Transcribe all of the data exactly. Omit the pictures.

╭─ Supplied data

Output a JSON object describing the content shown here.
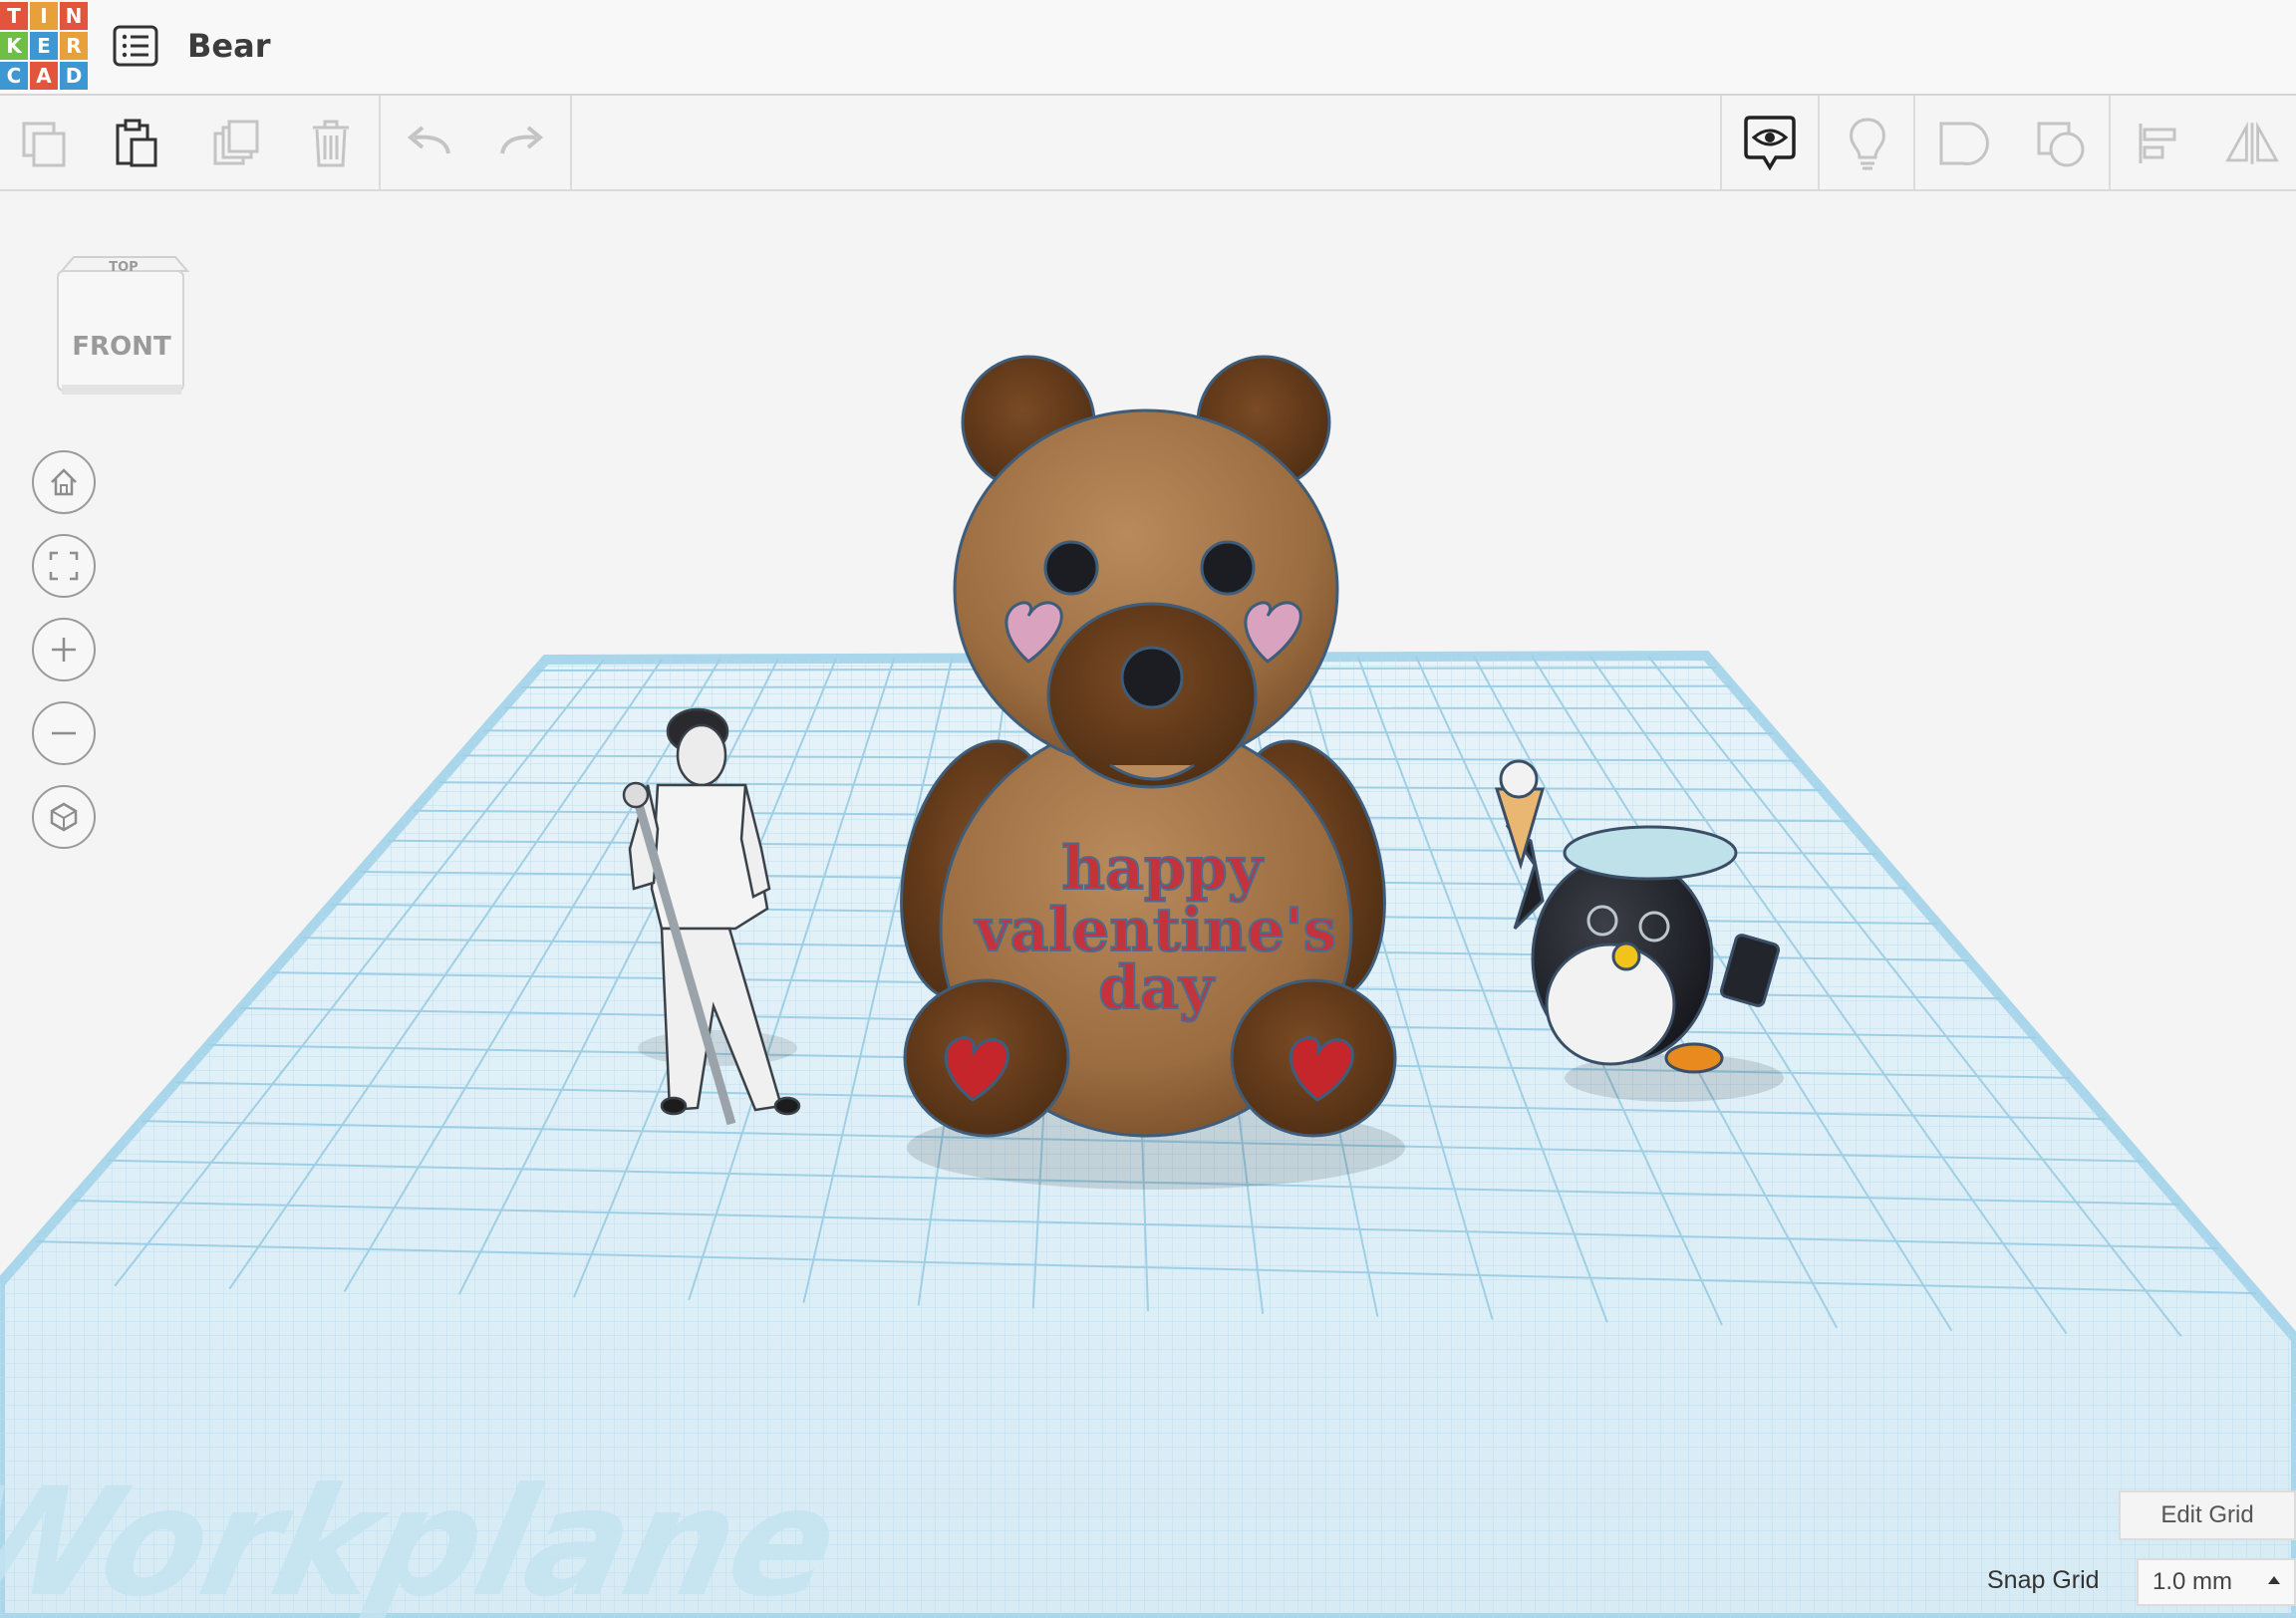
{
  "app": {
    "logo_letters": [
      "T",
      "I",
      "N",
      "K",
      "E",
      "R",
      "C",
      "A",
      "D"
    ],
    "logo_colors": [
      "#e2543c",
      "#e8a03a",
      "#e2543c",
      "#6fbf45",
      "#3d97d3",
      "#e8a03a",
      "#3d97d3",
      "#e2543c",
      "#3d97d3"
    ],
    "design_title": "Bear"
  },
  "toolbar": {
    "left_icons": [
      "copy-icon",
      "paste-icon",
      "duplicate-icon",
      "delete-icon",
      "undo-icon",
      "redo-icon"
    ],
    "right_icons": [
      "view-toggle-icon",
      "lightbulb-icon",
      "group-icon",
      "ungroup-icon",
      "align-icon",
      "mirror-icon"
    ]
  },
  "view_cube": {
    "top_label": "TOP",
    "front_label": "FRONT"
  },
  "nav": [
    "home-view-icon",
    "fit-all-icon",
    "zoom-in-icon",
    "zoom-out-icon",
    "perspective-icon"
  ],
  "workplane": {
    "watermark": "Workplane",
    "grid_color": "#a9d6ea",
    "bear_text": [
      "happy",
      "valentine's",
      "day"
    ]
  },
  "controls": {
    "edit_grid": "Edit Grid",
    "snap_grid_label": "Snap Grid",
    "snap_grid_value": "1.0 mm"
  }
}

╰─

> Written solution
Output a JSON object describing the content shown here.
{
  "app": {
    "logo_letters": [
      "T",
      "I",
      "N",
      "K",
      "E",
      "R",
      "C",
      "A",
      "D"
    ],
    "logo_colors": [
      "#e2543c",
      "#e8a03a",
      "#e2543c",
      "#6fbf45",
      "#3d97d3",
      "#e8a03a",
      "#3d97d3",
      "#e2543c",
      "#3d97d3"
    ],
    "design_title": "Bear"
  },
  "toolbar": {
    "left_icons": [
      "copy-icon",
      "paste-icon",
      "duplicate-icon",
      "delete-icon",
      "undo-icon",
      "redo-icon"
    ],
    "right_icons": [
      "view-toggle-icon",
      "lightbulb-icon",
      "group-icon",
      "ungroup-icon",
      "align-icon",
      "mirror-icon"
    ]
  },
  "view_cube": {
    "top_label": "TOP",
    "front_label": "FRONT"
  },
  "nav": [
    "home-view-icon",
    "fit-all-icon",
    "zoom-in-icon",
    "zoom-out-icon",
    "perspective-icon"
  ],
  "workplane": {
    "watermark": "Workplane",
    "grid_color": "#a9d6ea",
    "bear_text": [
      "happy",
      "valentine's",
      "day"
    ]
  },
  "controls": {
    "edit_grid": "Edit Grid",
    "snap_grid_label": "Snap Grid",
    "snap_grid_value": "1.0 mm"
  }
}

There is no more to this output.